Task to carry out: Please copy the stretch of material from the line containing "Patent image size: (1020, 1221)." through the line containing "The blade 2 is at (595, 273).", renaming "aircraft" to "rotorcraft" and leaving everything else unchanged.

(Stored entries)
>> Start

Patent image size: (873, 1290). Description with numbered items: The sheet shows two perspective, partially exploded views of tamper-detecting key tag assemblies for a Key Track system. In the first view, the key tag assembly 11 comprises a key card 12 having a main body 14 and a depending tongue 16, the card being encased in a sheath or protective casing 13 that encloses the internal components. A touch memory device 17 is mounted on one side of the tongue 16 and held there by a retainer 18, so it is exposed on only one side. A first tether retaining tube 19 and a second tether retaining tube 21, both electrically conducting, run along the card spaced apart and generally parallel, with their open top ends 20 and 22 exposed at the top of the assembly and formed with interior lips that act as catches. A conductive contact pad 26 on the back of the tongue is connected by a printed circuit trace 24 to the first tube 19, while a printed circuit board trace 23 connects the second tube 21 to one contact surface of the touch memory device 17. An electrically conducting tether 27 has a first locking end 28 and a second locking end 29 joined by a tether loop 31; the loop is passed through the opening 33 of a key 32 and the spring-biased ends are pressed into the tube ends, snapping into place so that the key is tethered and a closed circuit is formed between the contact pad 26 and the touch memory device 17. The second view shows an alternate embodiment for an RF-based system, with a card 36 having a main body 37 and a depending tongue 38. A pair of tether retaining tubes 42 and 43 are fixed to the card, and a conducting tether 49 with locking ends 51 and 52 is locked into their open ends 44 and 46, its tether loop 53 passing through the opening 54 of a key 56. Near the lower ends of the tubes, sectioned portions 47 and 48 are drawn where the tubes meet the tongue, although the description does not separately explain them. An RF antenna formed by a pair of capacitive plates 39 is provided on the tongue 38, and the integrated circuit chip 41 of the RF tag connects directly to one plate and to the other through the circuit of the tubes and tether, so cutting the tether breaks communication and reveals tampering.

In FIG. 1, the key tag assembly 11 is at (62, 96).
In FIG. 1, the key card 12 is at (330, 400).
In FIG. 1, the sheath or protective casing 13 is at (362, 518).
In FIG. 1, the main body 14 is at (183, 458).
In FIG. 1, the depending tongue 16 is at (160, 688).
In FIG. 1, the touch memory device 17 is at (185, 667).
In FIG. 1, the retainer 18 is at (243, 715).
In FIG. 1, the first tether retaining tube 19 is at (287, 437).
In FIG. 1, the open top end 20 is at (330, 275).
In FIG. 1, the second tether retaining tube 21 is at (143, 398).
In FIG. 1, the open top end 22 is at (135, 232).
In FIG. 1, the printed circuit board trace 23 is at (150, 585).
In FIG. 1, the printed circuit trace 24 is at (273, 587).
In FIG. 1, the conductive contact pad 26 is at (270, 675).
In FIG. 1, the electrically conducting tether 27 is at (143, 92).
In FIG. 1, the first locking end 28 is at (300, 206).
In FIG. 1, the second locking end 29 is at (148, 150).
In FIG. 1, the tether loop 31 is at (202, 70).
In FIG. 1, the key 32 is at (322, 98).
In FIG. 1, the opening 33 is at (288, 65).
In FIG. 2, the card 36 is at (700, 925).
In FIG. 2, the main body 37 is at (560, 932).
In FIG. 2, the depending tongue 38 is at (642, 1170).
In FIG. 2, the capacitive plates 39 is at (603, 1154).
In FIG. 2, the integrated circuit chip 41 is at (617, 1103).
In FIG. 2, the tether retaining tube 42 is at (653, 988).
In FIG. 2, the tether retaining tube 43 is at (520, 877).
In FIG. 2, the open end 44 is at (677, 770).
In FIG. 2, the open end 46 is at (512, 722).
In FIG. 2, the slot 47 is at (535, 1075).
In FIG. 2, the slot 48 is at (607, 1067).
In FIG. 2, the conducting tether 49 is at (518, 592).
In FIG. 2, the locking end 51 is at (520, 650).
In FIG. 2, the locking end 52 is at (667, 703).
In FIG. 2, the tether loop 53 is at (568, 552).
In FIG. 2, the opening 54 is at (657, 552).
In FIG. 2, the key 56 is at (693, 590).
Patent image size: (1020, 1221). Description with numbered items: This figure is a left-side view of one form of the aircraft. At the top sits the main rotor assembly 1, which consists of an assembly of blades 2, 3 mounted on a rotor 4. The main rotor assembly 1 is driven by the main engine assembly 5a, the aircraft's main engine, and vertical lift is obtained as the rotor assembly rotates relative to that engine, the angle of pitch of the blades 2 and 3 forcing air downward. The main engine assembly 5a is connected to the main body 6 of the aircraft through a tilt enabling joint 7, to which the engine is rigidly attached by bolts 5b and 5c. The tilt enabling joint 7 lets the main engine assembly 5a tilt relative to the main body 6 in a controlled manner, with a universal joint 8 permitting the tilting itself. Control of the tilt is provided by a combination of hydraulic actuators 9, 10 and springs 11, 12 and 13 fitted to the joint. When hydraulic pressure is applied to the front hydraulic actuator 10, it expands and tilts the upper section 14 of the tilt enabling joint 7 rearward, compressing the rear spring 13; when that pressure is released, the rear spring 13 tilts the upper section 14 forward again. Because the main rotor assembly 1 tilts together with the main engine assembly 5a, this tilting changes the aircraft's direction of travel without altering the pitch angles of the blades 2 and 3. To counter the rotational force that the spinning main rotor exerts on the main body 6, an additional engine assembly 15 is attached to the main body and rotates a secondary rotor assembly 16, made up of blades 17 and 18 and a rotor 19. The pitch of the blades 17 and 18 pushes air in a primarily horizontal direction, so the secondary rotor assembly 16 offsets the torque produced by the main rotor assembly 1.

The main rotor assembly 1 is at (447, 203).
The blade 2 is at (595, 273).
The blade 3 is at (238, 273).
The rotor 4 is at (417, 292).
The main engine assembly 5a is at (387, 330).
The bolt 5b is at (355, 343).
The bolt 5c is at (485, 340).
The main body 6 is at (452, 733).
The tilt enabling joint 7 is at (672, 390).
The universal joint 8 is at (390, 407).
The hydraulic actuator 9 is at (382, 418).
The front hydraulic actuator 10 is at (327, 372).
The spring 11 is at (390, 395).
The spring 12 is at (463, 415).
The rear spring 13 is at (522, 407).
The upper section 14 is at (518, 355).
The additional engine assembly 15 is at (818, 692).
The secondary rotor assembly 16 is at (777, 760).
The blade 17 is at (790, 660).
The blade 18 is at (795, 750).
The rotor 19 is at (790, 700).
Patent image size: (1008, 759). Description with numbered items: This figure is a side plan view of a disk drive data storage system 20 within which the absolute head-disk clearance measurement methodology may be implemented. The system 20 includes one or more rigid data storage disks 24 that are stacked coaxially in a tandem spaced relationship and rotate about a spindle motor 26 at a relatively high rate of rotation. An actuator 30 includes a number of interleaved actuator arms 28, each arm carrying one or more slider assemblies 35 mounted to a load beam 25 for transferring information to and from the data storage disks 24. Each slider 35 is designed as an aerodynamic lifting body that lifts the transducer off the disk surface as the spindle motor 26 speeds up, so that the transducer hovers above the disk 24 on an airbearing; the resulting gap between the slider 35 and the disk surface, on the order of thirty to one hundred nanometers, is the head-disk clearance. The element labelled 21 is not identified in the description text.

>> End

Problem solution:
Patent image size: (1020, 1221). Description with numbered items: This figure is a left-side view of one form of the rotorcraft. At the top sits the main rotor assembly 1, which consists of an assembly of blades 2, 3 mounted on a rotor 4. The main rotor assembly 1 is driven by the main engine assembly 5a, the rotorcraft's main engine, and vertical lift is obtained as the rotor assembly rotates relative to that engine, the angle of pitch of the blades 2 and 3 forcing air downward. The main engine assembly 5a is connected to the main body 6 of the rotorcraft through a tilt enabling joint 7, to which the engine is rigidly attached by bolts 5b and 5c. The tilt enabling joint 7 lets the main engine assembly 5a tilt relative to the main body 6 in a controlled manner, with a universal joint 8 permitting the tilting itself. Control of the tilt is provided by a combination of hydraulic actuators 9, 10 and springs 11, 12 and 13 fitted to the joint. When hydraulic pressure is applied to the front hydraulic actuator 10, it expands and tilts the upper section 14 of the tilt enabling joint 7 rearward, compressing the rear spring 13; when that pressure is released, the rear spring 13 tilts the upper section 14 forward again. Because the main rotor assembly 1 tilts together with the main engine assembly 5a, this tilting changes the rotorcraft's direction of travel without altering the pitch angles of the blades 2 and 3. To counter the rotational force that the spinning main rotor exerts on the main body 6, an additional engine assembly 15 is attached to the main body and rotates a secondary rotor assembly 16, made up of blades 17 and 18 and a rotor 19. The pitch of the blades 17 and 18 pushes air in a primarily horizontal direction, so the secondary rotor assembly 16 offsets the torque produced by the main rotor assembly 1.

The main rotor assembly 1 is at (447, 203).
The blade 2 is at (595, 273).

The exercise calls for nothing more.